**** PAGE EXCERPT
Laissez-faire liberals

Laissez-faire liberals
Bourbon Democrats

Tuesday, June 14, 2011

The Libertarian from Buffalo


Grover Cleveland was a man who in a period of four years rose from sheriff of Erie County to President of the United States. He was a man with strong morals and passionately dedicated to honesty, justice, and liberty as he fought tirelessly for the rights of voters during his terms as mayor of Buffalo, governor of New York, and President of the United States. Cleveland over time earned the reputation of being a man with solid principles and sound judgment.

Perhaps more background information on the man and his record are in order. Let us begin with his famous veto as mayor of Buffalo, New York. In the veto he clearly rebuked the corruption running rampant throughout his city, stating:


"I regard it as the culmination of a most bare-faced, impudent, and shameless scheme to betray the interests of the people, and to worse than squander the public money"

After this striking veto, word had spread outside of the county about his devotion to ethical politics and in one year he moved from Buffalo to Albany, becoming Governor of New York after emerging from the Democratic Primaries as a strong compromise candidate. In Cleveland’s first two months he signed eight vetoes and one in particular brought close attention. It was a bill to lower the fares of a railroad owned by Jay Gould, who just several years earlier rescued the railroads and made them solvent again. While the bill might have been popular his veto was supported by the newspapers in the state, which congratulated him for his will to stand on behalf of private property and the US Constitution.
********
**** RAW DATA
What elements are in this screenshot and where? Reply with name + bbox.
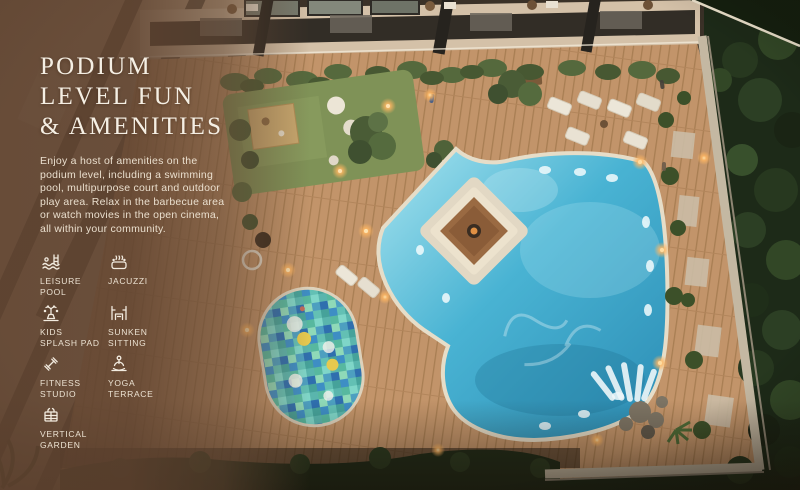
********
### WRITTEN PROBLEM
In the post about Grover Cleveland, who owned the railroad whose fares the bill Cleveland vetoed as governor would have lowered?

### ANSWER IN FULL
Jay Gould